#### OBJECTIVE
In the entries below, find the lines with the word "ylabel" and copy them.

#### TASK DATA
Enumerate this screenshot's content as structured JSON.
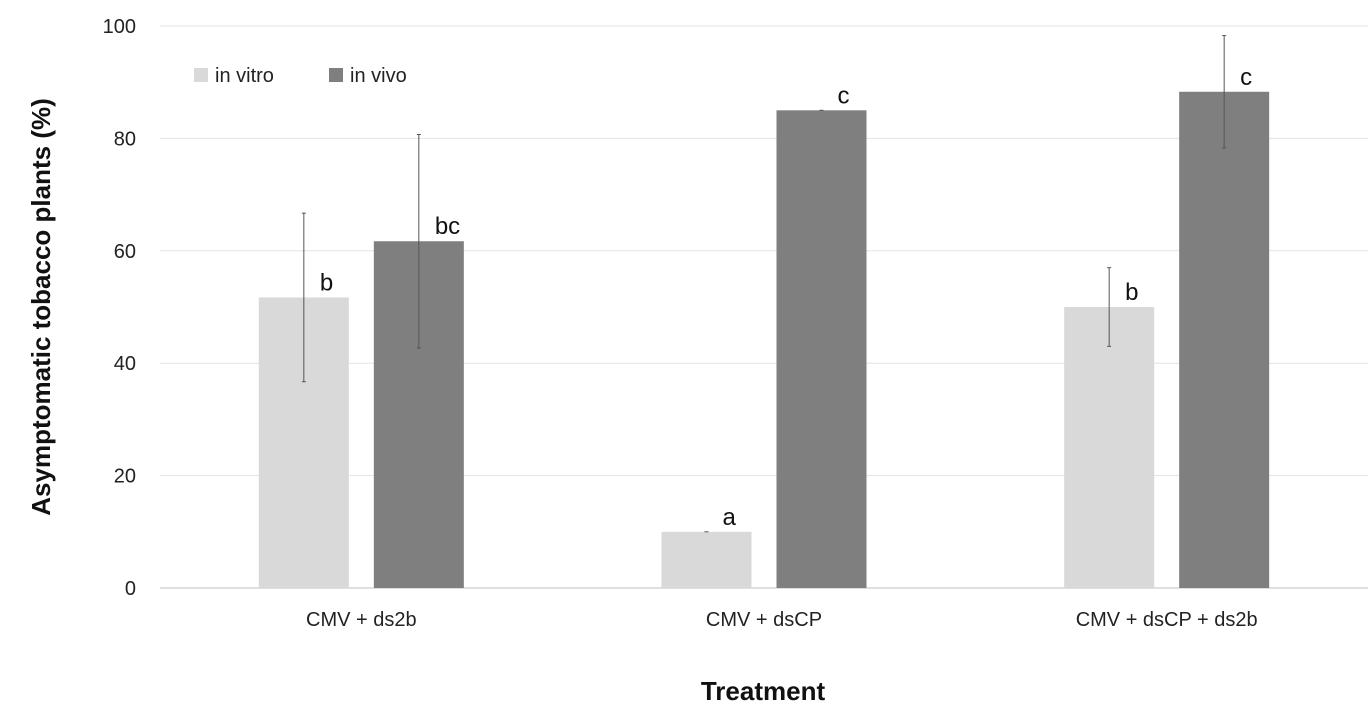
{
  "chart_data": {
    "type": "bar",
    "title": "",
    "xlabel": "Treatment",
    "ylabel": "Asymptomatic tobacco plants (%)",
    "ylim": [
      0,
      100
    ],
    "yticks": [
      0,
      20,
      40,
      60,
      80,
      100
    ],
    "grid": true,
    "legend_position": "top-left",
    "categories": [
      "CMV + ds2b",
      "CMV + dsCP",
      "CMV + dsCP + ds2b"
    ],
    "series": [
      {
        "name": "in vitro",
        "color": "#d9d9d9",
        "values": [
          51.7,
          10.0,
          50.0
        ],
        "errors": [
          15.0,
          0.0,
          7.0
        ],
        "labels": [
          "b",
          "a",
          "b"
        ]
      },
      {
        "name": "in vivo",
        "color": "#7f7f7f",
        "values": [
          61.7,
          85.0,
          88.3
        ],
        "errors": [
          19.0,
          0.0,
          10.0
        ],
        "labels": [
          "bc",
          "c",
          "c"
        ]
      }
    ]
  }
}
* * *
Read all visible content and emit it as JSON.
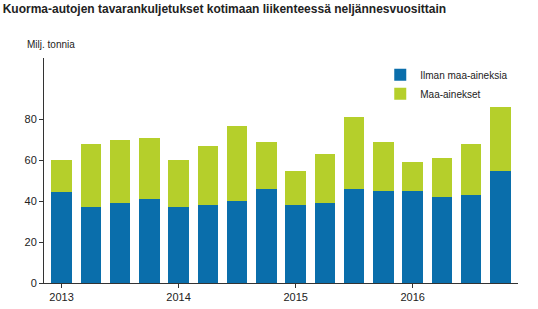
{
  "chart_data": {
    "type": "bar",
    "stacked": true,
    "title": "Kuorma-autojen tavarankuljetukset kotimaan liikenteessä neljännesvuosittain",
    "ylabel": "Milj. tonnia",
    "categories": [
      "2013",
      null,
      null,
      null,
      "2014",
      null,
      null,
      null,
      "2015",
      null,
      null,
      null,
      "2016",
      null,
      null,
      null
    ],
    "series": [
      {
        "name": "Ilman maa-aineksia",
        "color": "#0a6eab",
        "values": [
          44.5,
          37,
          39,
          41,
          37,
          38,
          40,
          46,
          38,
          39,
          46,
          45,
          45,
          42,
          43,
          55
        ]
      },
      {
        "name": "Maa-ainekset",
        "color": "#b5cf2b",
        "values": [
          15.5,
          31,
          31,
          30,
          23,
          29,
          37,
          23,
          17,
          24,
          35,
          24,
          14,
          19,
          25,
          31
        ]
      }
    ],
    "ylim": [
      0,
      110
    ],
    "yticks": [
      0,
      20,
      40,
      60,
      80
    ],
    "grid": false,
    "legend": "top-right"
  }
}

#### TASK RESULT
    "ylabel": "Asymptomatic tobacco plants (%)",
    "ylabel": "Milj. tonnia",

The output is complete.